Your goal:
Reproduce this listing in full.

(Saved data entries)

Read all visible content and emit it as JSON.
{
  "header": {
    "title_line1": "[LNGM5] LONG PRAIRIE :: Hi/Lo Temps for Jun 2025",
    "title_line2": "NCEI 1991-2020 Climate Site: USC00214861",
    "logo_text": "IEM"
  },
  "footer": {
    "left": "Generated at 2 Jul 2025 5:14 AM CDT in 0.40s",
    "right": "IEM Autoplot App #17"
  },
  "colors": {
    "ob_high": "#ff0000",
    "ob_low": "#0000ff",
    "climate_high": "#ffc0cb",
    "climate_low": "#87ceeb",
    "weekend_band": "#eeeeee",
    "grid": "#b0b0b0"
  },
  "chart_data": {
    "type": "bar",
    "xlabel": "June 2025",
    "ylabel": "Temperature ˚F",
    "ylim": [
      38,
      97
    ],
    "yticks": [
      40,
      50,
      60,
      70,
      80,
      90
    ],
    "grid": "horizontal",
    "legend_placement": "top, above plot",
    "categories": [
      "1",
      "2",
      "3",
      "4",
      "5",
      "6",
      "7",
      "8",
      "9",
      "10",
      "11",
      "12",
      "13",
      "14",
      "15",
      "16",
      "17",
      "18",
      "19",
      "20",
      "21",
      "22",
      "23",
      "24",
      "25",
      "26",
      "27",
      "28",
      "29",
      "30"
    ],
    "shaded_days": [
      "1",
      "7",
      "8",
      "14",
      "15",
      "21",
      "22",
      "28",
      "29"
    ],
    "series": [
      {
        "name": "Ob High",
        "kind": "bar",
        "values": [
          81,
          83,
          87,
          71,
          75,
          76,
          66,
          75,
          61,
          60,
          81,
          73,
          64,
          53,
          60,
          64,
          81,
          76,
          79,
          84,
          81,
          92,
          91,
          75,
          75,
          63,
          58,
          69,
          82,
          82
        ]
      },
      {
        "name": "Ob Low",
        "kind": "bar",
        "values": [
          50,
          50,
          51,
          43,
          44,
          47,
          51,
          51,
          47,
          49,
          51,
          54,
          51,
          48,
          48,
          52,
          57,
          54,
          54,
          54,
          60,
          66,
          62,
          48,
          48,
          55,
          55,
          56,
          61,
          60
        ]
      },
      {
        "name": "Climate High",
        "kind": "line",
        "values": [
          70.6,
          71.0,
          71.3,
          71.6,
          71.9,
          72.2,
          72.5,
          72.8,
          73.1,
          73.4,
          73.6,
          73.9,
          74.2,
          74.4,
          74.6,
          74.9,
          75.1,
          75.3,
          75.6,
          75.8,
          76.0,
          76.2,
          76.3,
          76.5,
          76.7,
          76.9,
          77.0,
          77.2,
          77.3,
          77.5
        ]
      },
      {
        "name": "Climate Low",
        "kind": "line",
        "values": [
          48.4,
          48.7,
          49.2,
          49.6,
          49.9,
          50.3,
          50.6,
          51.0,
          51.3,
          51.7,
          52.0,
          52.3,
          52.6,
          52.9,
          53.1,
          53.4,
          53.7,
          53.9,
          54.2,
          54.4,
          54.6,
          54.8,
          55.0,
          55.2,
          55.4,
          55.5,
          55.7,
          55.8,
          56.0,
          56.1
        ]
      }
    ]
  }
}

Full output:
Read all visible content and emit it as JSON.
{
  "header": {
    "title_line1": "[LNGM5] LONG PRAIRIE :: Hi/Lo Temps for Jun 2025",
    "title_line2": "NCEI 1991-2020 Climate Site: USC00214861",
    "logo_text": "IEM"
  },
  "footer": {
    "left": "Generated at 2 Jul 2025 5:14 AM CDT in 0.40s",
    "right": "IEM Autoplot App #17"
  },
  "colors": {
    "ob_high": "#ff0000",
    "ob_low": "#0000ff",
    "climate_high": "#ffc0cb",
    "climate_low": "#87ceeb",
    "weekend_band": "#eeeeee",
    "grid": "#b0b0b0"
  },
  "chart_data": {
    "type": "bar",
    "xlabel": "June 2025",
    "ylabel": "Temperature ˚F",
    "ylim": [
      38,
      97
    ],
    "yticks": [
      40,
      50,
      60,
      70,
      80,
      90
    ],
    "grid": "horizontal",
    "legend_placement": "top, above plot",
    "categories": [
      "1",
      "2",
      "3",
      "4",
      "5",
      "6",
      "7",
      "8",
      "9",
      "10",
      "11",
      "12",
      "13",
      "14",
      "15",
      "16",
      "17",
      "18",
      "19",
      "20",
      "21",
      "22",
      "23",
      "24",
      "25",
      "26",
      "27",
      "28",
      "29",
      "30"
    ],
    "shaded_days": [
      "1",
      "7",
      "8",
      "14",
      "15",
      "21",
      "22",
      "28",
      "29"
    ],
    "series": [
      {
        "name": "Ob High",
        "kind": "bar",
        "values": [
          81,
          83,
          87,
          71,
          75,
          76,
          66,
          75,
          61,
          60,
          81,
          73,
          64,
          53,
          60,
          64,
          81,
          76,
          79,
          84,
          81,
          92,
          91,
          75,
          75,
          63,
          58,
          69,
          82,
          82
        ]
      },
      {
        "name": "Ob Low",
        "kind": "bar",
        "values": [
          50,
          50,
          51,
          43,
          44,
          47,
          51,
          51,
          47,
          49,
          51,
          54,
          51,
          48,
          48,
          52,
          57,
          54,
          54,
          54,
          60,
          66,
          62,
          48,
          48,
          55,
          55,
          56,
          61,
          60
        ]
      },
      {
        "name": "Climate High",
        "kind": "line",
        "values": [
          70.6,
          71.0,
          71.3,
          71.6,
          71.9,
          72.2,
          72.5,
          72.8,
          73.1,
          73.4,
          73.6,
          73.9,
          74.2,
          74.4,
          74.6,
          74.9,
          75.1,
          75.3,
          75.6,
          75.8,
          76.0,
          76.2,
          76.3,
          76.5,
          76.7,
          76.9,
          77.0,
          77.2,
          77.3,
          77.5
        ]
      },
      {
        "name": "Climate Low",
        "kind": "line",
        "values": [
          48.4,
          48.7,
          49.2,
          49.6,
          49.9,
          50.3,
          50.6,
          51.0,
          51.3,
          51.7,
          52.0,
          52.3,
          52.6,
          52.9,
          53.1,
          53.4,
          53.7,
          53.9,
          54.2,
          54.4,
          54.6,
          54.8,
          55.0,
          55.2,
          55.4,
          55.5,
          55.7,
          55.8,
          56.0,
          56.1
        ]
      }
    ]
  }
}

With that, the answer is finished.